__EXERCISE__
Quote the full listing word for word.

--

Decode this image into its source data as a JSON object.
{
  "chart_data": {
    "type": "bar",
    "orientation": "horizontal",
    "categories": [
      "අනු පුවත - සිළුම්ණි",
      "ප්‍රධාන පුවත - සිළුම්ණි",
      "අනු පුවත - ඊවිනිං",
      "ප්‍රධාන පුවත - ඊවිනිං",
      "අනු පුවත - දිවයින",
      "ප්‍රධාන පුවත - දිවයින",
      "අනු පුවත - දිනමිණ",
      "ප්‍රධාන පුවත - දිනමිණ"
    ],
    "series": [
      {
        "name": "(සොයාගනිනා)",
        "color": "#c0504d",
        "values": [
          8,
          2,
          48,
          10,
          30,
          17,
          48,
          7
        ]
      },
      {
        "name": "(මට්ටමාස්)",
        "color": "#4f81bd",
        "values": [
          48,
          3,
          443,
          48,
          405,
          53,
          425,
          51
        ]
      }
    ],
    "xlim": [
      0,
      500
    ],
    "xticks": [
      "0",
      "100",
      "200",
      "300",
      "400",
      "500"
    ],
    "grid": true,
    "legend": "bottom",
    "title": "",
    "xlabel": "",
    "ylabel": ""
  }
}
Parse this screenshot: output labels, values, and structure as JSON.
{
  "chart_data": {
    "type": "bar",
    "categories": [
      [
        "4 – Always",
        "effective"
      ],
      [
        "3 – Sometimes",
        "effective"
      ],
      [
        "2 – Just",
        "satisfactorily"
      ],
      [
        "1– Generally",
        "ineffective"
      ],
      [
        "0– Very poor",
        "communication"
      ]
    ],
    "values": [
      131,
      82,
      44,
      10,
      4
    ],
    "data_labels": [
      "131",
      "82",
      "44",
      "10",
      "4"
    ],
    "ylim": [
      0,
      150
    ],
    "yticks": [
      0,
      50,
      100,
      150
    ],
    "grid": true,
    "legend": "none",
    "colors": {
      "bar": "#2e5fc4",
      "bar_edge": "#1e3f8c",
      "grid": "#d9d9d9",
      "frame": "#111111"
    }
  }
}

--

__THE COMPLETED TASK__
Decode this image into its source data as a JSON object.
{
  "chart_data": {
    "type": "bar",
    "orientation": "horizontal",
    "categories": [
      "අනු පුවත - සිළුම්ණි",
      "ප්‍රධාන පුවත - සිළුම්ණි",
      "අනු පුවත - ඊවිනිං",
      "ප්‍රධාන පුවත - ඊවිනිං",
      "අනු පුවත - දිවයින",
      "ප්‍රධාන පුවත - දිවයින",
      "අනු පුවත - දිනමිණ",
      "ප්‍රධාන පුවත - දිනමිණ"
    ],
    "series": [
      {
        "name": "(සොයාගනිනා)",
        "color": "#c0504d",
        "values": [
          8,
          2,
          48,
          10,
          30,
          17,
          48,
          7
        ]
      },
      {
        "name": "(මට්ටමාස්)",
        "color": "#4f81bd",
        "values": [
          48,
          3,
          443,
          48,
          405,
          53,
          425,
          51
        ]
      }
    ],
    "xlim": [
      0,
      500
    ],
    "xticks": [
      "0",
      "100",
      "200",
      "300",
      "400",
      "500"
    ],
    "grid": true,
    "legend": "bottom",
    "title": "",
    "xlabel": "",
    "ylabel": ""
  }
}
Parse this screenshot: output labels, values, and structure as JSON.
{
  "chart_data": {
    "type": "bar",
    "categories": [
      [
        "4 – Always",
        "effective"
      ],
      [
        "3 – Sometimes",
        "effective"
      ],
      [
        "2 – Just",
        "satisfactorily"
      ],
      [
        "1– Generally",
        "ineffective"
      ],
      [
        "0– Very poor",
        "communication"
      ]
    ],
    "values": [
      131,
      82,
      44,
      10,
      4
    ],
    "data_labels": [
      "131",
      "82",
      "44",
      "10",
      "4"
    ],
    "ylim": [
      0,
      150
    ],
    "yticks": [
      0,
      50,
      100,
      150
    ],
    "grid": true,
    "legend": "none",
    "colors": {
      "bar": "#2e5fc4",
      "bar_edge": "#1e3f8c",
      "grid": "#d9d9d9",
      "frame": "#111111"
    }
  }
}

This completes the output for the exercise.